> REQUEST
Identify each line holding the string "resilience" and copy it.

Begin LISTED RECORDS

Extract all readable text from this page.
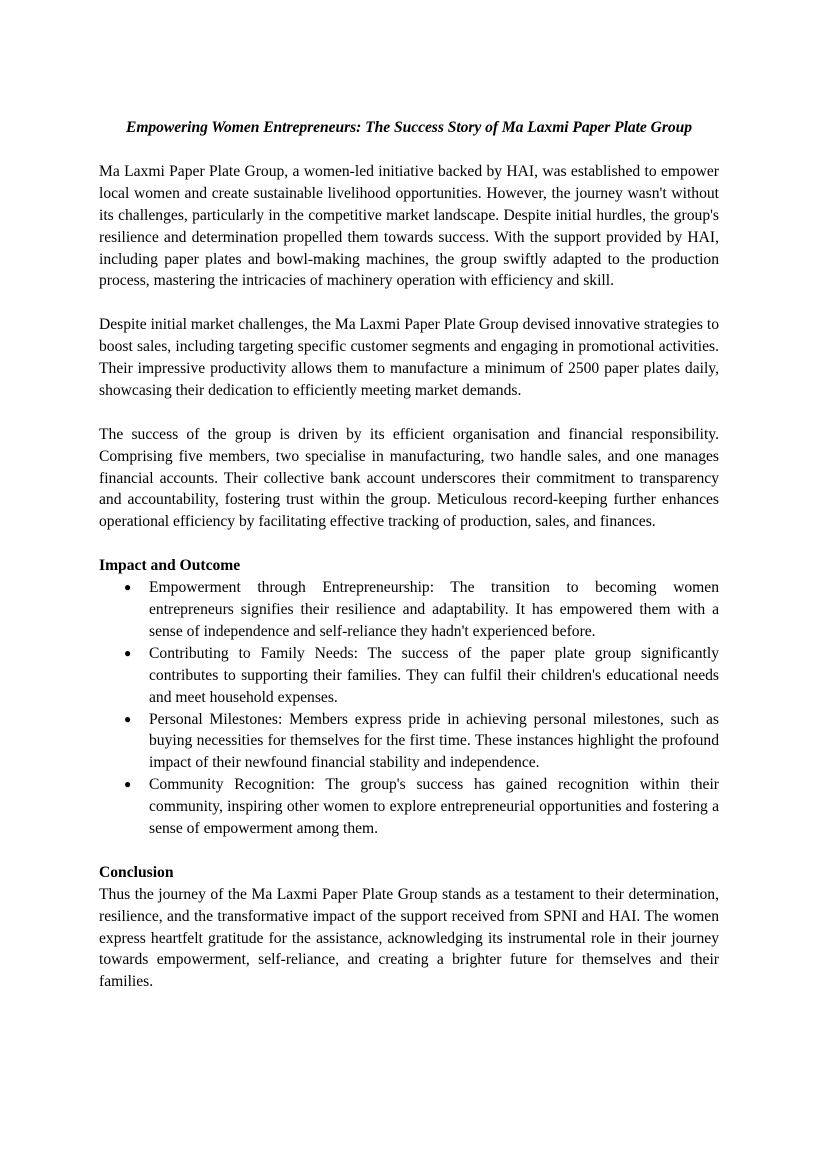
Empowering Women Entrepreneurs: The Success Story of Ma Laxmi Paper Plate Group

Ma Laxmi Paper Plate Group, a women-led initiative backed by HAI, was established to empower local women and create sustainable livelihood opportunities. However, the journey wasn't without its challenges, particularly in the competitive market landscape. Despite initial hurdles, the group's resilience and determination propelled them towards success. With the support provided by HAI, including paper plates and bowl-making machines, the group swiftly adapted to the production process, mastering the intricacies of machinery operation with efficiency and skill.

Despite initial market challenges, the Ma Laxmi Paper Plate Group devised innovative strategies to boost sales, including targeting specific customer segments and engaging in promotional activities. Their impressive productivity allows them to manufacture a minimum of 2500 paper plates daily, showcasing their dedication to efficiently meeting market demands.

The success of the group is driven by its efficient organisation and financial responsibility. Comprising five members, two specialise in manufacturing, two handle sales, and one manages financial accounts. Their collective bank account underscores their commitment to transparency and accountability, fostering trust within the group. Meticulous record-keeping further enhances operational efficiency by facilitating effective tracking of production, sales, and finances.

Impact and Outcome

● Empowerment through Entrepreneurship: The transition to becoming women entrepreneurs signifies their resilience and adaptability. It has empowered them with a sense of independence and self-reliance they hadn't experienced before.
● Contributing to Family Needs: The success of the paper plate group significantly contributes to supporting their families. They can fulfil their children's educational needs and meet household expenses.
● Personal Milestones: Members express pride in achieving personal milestones, such as buying necessities for themselves for the first time. These instances highlight the profound impact of their newfound financial stability and independence.
● Community Recognition: The group's success has gained recognition within their community, inspiring other women to explore entrepreneurial opportunities and fostering a sense of empowerment among them.

Conclusion

Thus the journey of the Ma Laxmi Paper Plate Group stands as a testament to their determination, resilience, and the transformative impact of the support received from SPNI and HAI. The women express heartfelt gratitude for the assistance, acknowledging its instrumental role in their journey towards empowerment, self-reliance, and creating a brighter future for themselves and their families.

End LISTED RECORDS

> FULL RESPONSE
Ma Laxmi Paper Plate Group, a women-led initiative backed by HAI, was established to empower local women and create sustainable livelihood opportunities. However, the journey wasn't without its challenges, particularly in the competitive market landscape. Despite initial hurdles, the group's resilience and determination propelled them towards success. With the support provided by HAI, including paper plates and bowl-making machines, the group swiftly adapted to the production process, mastering the intricacies of machinery operation with efficiency and skill.
● Empowerment through Entrepreneurship: The transition to becoming women entrepreneurs signifies their resilience and adaptability. It has empowered them with a sense of independence and self-reliance they hadn't experienced before.
Thus the journey of the Ma Laxmi Paper Plate Group stands as a testament to their determination, resilience, and the transformative impact of the support received from SPNI and HAI. The women express heartfelt gratitude for the assistance, acknowledging its instrumental role in their journey towards empowerment, self-reliance, and creating a brighter future for themselves and their families.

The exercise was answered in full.